§ **What is required**
Copy out each line in the material below that has the word "untuk".

§ **Data section**

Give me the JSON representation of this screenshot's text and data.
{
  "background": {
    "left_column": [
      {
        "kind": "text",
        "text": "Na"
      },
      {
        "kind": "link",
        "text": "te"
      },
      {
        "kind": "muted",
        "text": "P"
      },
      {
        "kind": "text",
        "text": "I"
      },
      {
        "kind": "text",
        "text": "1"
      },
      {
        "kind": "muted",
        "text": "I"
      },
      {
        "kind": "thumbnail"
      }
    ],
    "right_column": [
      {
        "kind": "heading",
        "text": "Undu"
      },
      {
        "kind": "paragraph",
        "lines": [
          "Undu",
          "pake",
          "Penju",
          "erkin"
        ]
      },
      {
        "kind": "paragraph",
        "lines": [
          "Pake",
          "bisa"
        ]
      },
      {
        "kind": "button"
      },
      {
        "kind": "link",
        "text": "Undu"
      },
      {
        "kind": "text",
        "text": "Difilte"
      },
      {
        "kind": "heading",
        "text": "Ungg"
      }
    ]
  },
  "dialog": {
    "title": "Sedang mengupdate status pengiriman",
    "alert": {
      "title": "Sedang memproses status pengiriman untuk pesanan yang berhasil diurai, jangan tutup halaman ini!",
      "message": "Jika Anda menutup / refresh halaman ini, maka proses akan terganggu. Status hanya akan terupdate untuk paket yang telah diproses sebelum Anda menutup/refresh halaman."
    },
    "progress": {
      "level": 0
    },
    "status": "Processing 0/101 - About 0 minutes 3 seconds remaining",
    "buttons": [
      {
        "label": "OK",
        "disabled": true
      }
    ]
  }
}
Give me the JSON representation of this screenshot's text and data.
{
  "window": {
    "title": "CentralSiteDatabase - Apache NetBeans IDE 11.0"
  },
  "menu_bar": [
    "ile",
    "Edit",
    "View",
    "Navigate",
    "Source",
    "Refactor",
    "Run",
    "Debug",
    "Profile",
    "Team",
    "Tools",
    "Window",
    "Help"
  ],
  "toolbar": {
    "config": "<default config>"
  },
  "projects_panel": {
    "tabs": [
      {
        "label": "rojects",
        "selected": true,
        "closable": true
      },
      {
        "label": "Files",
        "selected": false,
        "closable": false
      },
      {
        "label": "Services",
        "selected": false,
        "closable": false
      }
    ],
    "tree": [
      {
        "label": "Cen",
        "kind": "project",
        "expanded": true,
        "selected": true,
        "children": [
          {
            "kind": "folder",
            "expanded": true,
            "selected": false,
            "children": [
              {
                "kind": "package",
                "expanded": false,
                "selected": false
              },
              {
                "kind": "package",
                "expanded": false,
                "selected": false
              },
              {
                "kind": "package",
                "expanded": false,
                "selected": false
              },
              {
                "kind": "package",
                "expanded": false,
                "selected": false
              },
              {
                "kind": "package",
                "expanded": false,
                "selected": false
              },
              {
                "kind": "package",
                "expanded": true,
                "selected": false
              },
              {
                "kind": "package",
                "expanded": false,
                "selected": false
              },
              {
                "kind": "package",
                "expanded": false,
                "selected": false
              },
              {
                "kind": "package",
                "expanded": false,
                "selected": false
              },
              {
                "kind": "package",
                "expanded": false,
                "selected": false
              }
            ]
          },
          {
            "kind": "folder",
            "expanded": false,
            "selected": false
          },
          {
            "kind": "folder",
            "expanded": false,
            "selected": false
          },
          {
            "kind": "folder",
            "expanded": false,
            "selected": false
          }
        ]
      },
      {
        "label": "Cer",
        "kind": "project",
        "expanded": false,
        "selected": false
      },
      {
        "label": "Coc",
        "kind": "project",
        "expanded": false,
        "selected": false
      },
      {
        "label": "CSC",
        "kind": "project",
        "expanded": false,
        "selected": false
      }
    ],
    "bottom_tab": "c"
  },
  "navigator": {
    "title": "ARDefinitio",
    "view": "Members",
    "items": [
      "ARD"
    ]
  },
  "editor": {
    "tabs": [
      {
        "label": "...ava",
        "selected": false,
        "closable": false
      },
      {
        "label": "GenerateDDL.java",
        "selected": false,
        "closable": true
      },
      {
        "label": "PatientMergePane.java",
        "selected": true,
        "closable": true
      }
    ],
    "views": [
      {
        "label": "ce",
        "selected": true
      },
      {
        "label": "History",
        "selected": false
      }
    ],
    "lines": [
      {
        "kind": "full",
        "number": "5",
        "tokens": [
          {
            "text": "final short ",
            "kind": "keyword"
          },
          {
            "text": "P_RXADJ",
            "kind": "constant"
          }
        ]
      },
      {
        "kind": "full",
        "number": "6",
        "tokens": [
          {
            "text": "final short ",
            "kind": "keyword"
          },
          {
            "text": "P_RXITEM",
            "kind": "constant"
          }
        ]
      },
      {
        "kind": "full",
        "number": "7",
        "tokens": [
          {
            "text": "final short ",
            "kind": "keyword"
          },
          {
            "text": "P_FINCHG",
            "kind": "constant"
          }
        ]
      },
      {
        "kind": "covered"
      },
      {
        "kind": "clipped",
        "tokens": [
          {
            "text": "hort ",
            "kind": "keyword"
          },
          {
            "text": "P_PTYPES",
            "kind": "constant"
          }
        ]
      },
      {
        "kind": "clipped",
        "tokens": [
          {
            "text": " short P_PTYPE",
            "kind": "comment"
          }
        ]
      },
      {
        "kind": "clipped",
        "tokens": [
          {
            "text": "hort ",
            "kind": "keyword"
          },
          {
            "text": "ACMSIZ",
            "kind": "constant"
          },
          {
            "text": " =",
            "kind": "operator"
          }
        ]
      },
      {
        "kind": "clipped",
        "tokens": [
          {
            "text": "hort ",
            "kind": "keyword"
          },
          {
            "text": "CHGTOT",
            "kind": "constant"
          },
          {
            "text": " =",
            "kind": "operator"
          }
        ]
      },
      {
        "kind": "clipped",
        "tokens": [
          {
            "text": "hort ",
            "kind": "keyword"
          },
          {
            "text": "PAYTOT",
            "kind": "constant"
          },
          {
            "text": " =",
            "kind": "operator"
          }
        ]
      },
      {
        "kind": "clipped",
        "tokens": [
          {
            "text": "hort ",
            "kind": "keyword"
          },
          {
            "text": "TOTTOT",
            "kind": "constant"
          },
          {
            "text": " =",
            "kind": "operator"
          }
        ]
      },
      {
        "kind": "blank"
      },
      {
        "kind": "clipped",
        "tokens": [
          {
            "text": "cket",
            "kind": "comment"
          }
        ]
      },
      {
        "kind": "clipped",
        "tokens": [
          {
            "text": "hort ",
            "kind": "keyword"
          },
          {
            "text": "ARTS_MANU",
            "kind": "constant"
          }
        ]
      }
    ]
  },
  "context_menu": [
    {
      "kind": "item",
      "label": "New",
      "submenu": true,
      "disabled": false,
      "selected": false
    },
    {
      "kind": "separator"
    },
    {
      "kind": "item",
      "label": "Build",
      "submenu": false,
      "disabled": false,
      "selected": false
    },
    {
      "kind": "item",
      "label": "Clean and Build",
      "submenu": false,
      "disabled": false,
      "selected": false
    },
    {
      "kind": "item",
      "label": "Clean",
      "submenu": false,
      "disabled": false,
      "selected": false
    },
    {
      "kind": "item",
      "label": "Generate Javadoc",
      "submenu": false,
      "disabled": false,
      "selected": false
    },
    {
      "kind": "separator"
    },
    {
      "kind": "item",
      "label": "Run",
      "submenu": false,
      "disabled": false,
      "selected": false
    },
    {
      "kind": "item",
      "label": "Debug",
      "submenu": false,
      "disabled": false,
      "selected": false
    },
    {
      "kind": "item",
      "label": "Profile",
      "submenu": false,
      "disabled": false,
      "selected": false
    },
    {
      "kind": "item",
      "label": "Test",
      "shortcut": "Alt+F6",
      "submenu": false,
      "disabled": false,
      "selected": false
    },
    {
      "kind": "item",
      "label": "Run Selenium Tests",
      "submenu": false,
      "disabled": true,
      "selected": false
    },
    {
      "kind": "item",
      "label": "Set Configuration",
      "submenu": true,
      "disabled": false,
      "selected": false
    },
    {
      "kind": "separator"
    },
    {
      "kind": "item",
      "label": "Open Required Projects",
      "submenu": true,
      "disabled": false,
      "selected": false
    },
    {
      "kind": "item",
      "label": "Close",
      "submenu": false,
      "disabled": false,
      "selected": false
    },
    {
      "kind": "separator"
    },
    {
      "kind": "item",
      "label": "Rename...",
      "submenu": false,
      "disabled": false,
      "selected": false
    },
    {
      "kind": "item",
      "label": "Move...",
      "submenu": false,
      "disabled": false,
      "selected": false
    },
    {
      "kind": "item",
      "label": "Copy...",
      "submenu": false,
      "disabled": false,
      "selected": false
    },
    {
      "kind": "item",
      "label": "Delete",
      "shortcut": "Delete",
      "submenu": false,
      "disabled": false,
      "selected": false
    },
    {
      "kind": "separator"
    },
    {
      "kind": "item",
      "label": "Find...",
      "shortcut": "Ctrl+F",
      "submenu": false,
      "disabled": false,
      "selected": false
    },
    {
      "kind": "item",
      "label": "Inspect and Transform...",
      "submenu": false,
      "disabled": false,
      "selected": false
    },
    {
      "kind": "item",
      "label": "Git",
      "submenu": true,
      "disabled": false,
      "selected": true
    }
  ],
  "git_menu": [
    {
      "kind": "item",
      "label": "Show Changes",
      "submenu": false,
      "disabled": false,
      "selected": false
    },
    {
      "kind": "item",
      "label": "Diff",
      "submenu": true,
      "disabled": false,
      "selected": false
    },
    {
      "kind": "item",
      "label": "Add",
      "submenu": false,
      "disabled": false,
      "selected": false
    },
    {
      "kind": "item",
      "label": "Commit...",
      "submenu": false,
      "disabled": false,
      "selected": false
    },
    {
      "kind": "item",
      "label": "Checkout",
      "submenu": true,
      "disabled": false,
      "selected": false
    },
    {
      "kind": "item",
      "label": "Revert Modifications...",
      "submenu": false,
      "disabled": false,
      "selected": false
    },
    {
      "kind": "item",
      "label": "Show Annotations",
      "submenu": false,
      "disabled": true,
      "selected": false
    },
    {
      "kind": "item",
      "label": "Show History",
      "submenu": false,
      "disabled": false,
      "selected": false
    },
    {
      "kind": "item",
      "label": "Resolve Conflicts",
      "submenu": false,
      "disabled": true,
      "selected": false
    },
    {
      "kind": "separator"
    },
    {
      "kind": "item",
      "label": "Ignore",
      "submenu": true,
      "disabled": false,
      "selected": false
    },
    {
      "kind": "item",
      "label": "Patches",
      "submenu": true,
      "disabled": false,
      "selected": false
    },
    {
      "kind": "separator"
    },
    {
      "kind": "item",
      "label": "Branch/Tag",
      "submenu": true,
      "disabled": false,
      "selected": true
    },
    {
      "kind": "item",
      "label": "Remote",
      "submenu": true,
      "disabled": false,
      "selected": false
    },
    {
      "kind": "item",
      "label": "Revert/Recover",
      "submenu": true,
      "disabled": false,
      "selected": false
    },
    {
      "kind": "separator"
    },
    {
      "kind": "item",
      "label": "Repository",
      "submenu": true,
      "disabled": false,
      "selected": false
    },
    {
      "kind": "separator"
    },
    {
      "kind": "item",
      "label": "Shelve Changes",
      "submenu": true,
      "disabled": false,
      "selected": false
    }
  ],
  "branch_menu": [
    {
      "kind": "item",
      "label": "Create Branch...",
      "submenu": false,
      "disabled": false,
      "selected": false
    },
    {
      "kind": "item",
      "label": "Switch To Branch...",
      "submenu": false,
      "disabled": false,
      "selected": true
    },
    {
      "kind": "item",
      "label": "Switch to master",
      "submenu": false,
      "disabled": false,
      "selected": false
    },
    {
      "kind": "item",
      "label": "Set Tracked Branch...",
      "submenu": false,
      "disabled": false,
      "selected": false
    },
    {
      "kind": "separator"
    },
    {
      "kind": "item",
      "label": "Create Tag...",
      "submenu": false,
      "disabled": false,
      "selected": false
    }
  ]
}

§ **Completed exercise**
      "title": "Sedang memproses status pengiriman untuk pesanan yang berhasil diurai, jangan tutup halaman ini!",
      "message": "Jika Anda menutup / refresh halaman ini, maka proses akan terganggu. Status hanya akan terupdate untuk paket yang telah diproses sebelum Anda menutup/refresh halaman."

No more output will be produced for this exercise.